■ Recorded data:
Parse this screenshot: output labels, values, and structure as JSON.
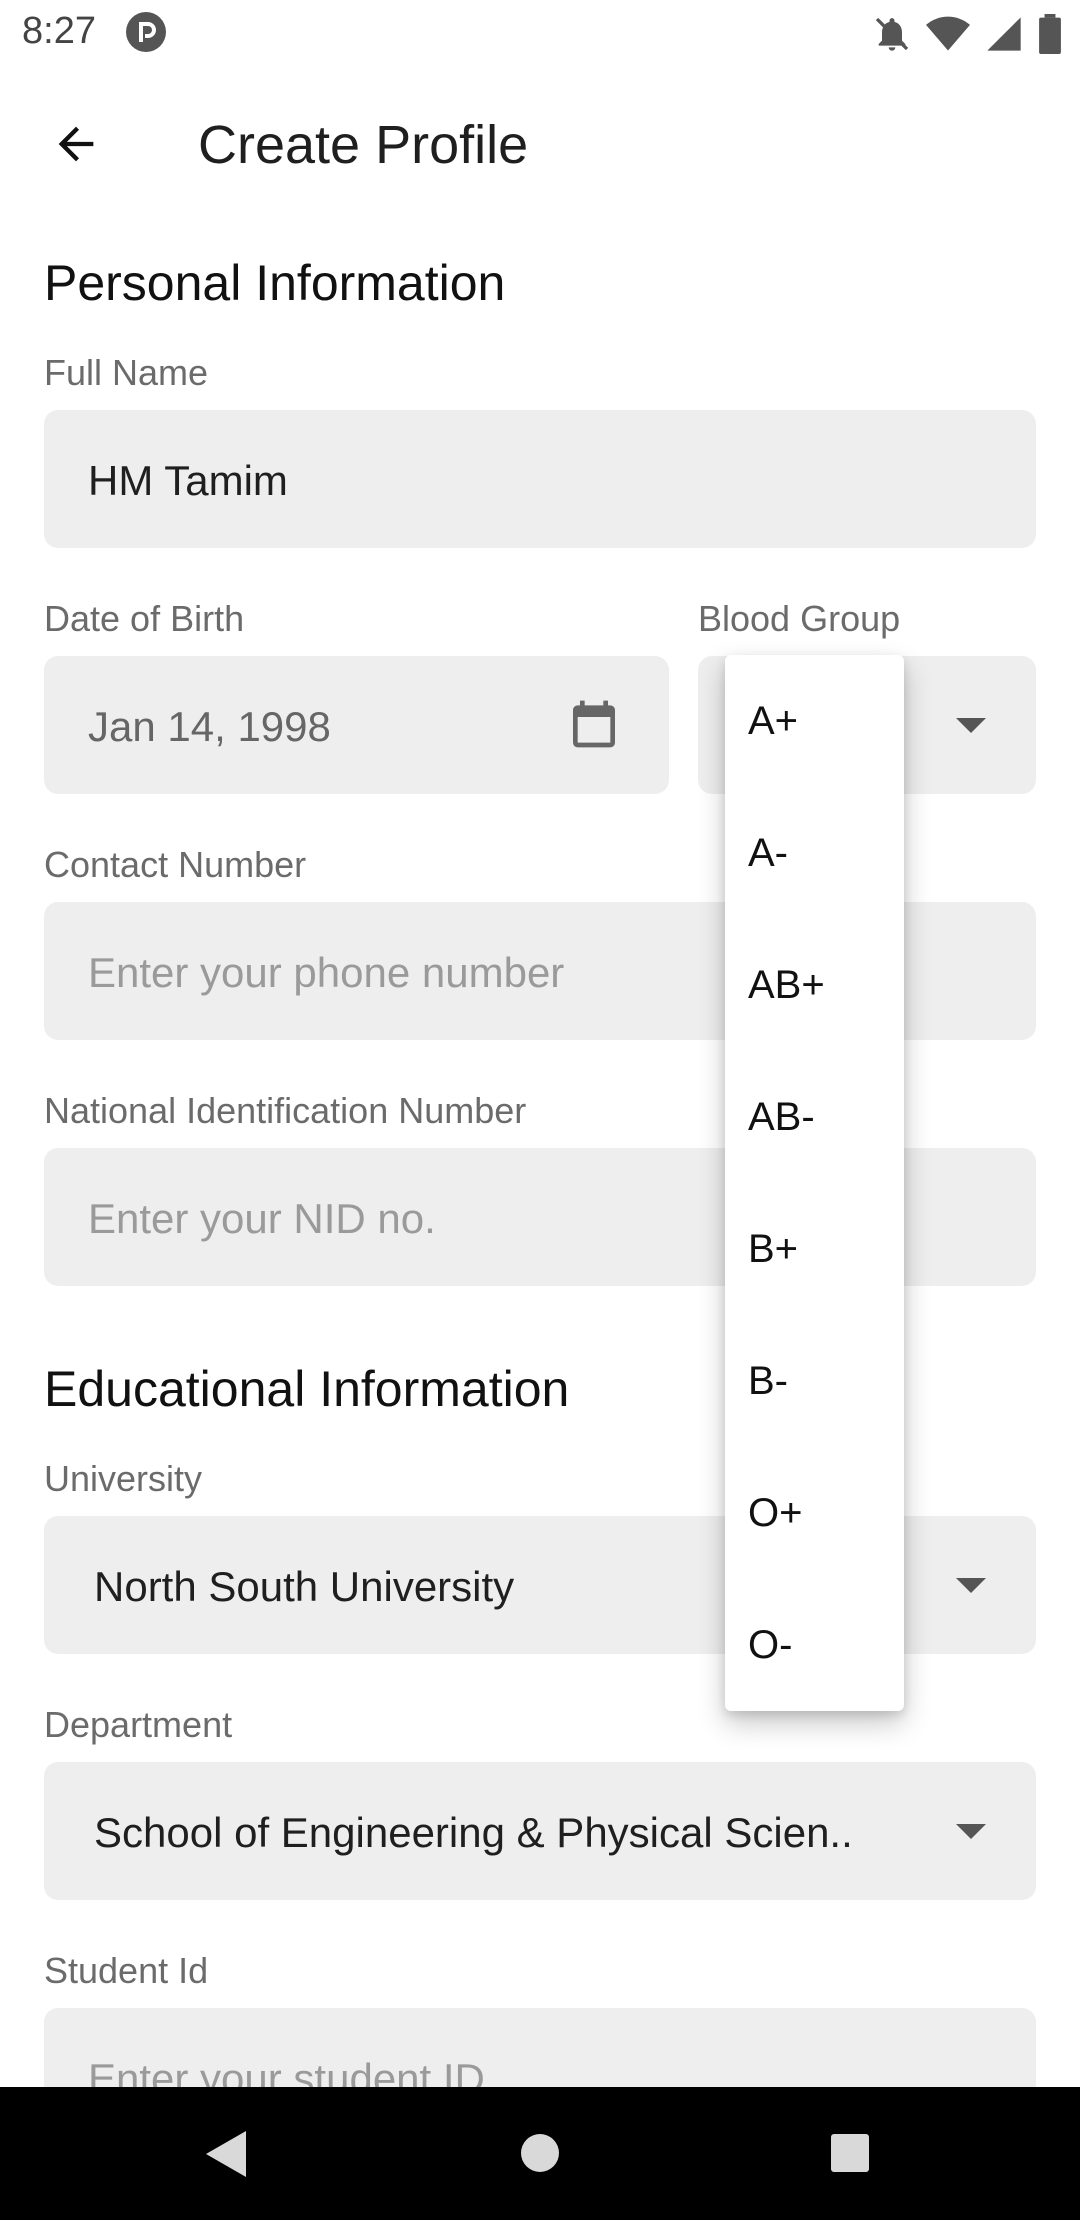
{
  "status_bar": {
    "time": "8:27",
    "icons": [
      "app-icon",
      "notifications-off-icon",
      "wifi-icon",
      "signal-icon",
      "battery-icon"
    ]
  },
  "app_bar": {
    "title": "Create Profile",
    "back_icon": "arrow-back-icon"
  },
  "personal": {
    "title": "Personal Information",
    "full_name": {
      "label": "Full Name",
      "value": "HM Tamim"
    },
    "dob": {
      "label": "Date of Birth",
      "value": "Jan 14, 1998",
      "icon": "calendar-icon"
    },
    "blood_group": {
      "label": "Blood Group",
      "value": ""
    },
    "contact": {
      "label": "Contact Number",
      "placeholder": "Enter your phone number"
    },
    "nid": {
      "label": "National Identification Number",
      "placeholder": "Enter your NID no."
    }
  },
  "education": {
    "title": "Educational Information",
    "university": {
      "label": "University",
      "value": "North South University"
    },
    "department": {
      "label": "Department",
      "value": "School of Engineering & Physical Scien.."
    },
    "student_id": {
      "label": "Student Id",
      "placeholder": "Enter your student ID"
    }
  },
  "blood_menu": {
    "options": [
      "A+",
      "A-",
      "AB+",
      "AB-",
      "B+",
      "B-",
      "O+",
      "O-"
    ]
  },
  "nav_bar": {
    "icons": [
      "back-triangle-icon",
      "home-circle-icon",
      "recents-square-icon"
    ]
  }
}
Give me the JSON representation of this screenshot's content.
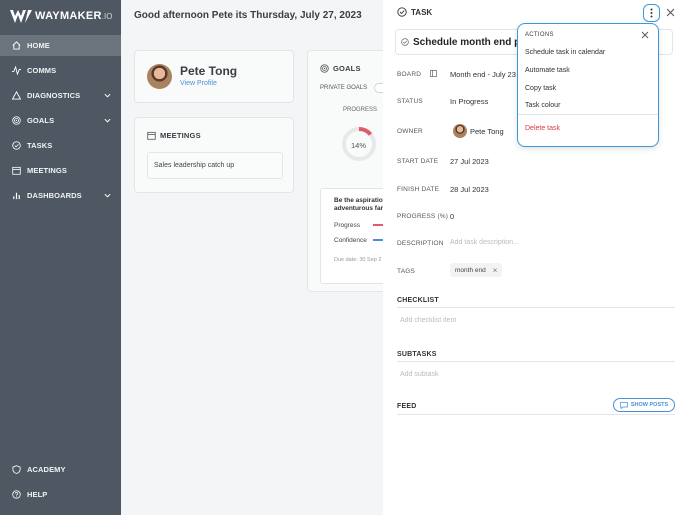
{
  "sidebar": {
    "logo_text": "WAYMAKER",
    "logo_tld": ".IO",
    "items": [
      {
        "label": "HOME",
        "icon": "home-icon"
      },
      {
        "label": "COMMS",
        "icon": "pulse-icon"
      },
      {
        "label": "DIAGNOSTICS",
        "icon": "triangle-icon"
      },
      {
        "label": "GOALS",
        "icon": "target-icon"
      },
      {
        "label": "TASKS",
        "icon": "check-circle-icon"
      },
      {
        "label": "MEETINGS",
        "icon": "calendar-icon"
      },
      {
        "label": "DASHBOARDS",
        "icon": "bar-chart-icon"
      }
    ],
    "bottom_items": [
      {
        "label": "ACADEMY",
        "icon": "shield-icon"
      },
      {
        "label": "HELP",
        "icon": "question-icon"
      }
    ]
  },
  "main": {
    "greeting": "Good afternoon Pete its Thursday, July 27, 2023",
    "profile": {
      "name": "Pete Tong",
      "link": "View Profile"
    },
    "meetings": {
      "title": "MEETINGS",
      "item": "Sales leadership catch up"
    },
    "goals": {
      "title": "GOALS",
      "private_label": "PRIVATE GOALS",
      "progress_label": "PROGRESS",
      "progress_value": "14%",
      "progress_fraction": 0.14,
      "goal_title": "Be the aspiratio adventurous far",
      "progress_row": "Progress",
      "confidence_row": "Confidence",
      "due": "Due date: 30 Sep 2"
    }
  },
  "panel": {
    "header": "TASK",
    "title": "Schedule month end perp m",
    "fields": {
      "board_label": "BOARD",
      "board_value": "Month end - July 23",
      "status_label": "STATUS",
      "status_value": "In Progress",
      "owner_label": "OWNER",
      "owner_value": "Pete Tong",
      "start_label": "START DATE",
      "start_value": "27 Jul 2023",
      "finish_label": "FINISH DATE",
      "finish_value": "28 Jul 2023",
      "progress_label": "PROGRESS (%)",
      "progress_value": "0",
      "description_label": "DESCRIPTION",
      "description_placeholder": "Add task description...",
      "tags_label": "TAGS",
      "tag": "month end"
    },
    "checklist": {
      "title": "CHECKLIST",
      "placeholder": "Add checklist item"
    },
    "subtasks": {
      "title": "SUBTASKS",
      "placeholder": "Add subtask"
    },
    "feed": {
      "title": "FEED",
      "show_posts": "SHOW POSTS"
    }
  },
  "actions_menu": {
    "title": "ACTIONS",
    "items": [
      "Schedule task in calendar",
      "Automate task",
      "Copy task",
      "Task colour"
    ],
    "danger_item": "Delete task"
  },
  "colors": {
    "sidebar": "#4f5862",
    "accent": "#3a9ad9",
    "danger": "#d63a46",
    "progress_ring": "#e05a6a"
  }
}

■ What is asked:
Copy each line that holds the word "triangle".

■ Exercise solution:
      "back-triangle-icon",
        "icon": "triangle-icon"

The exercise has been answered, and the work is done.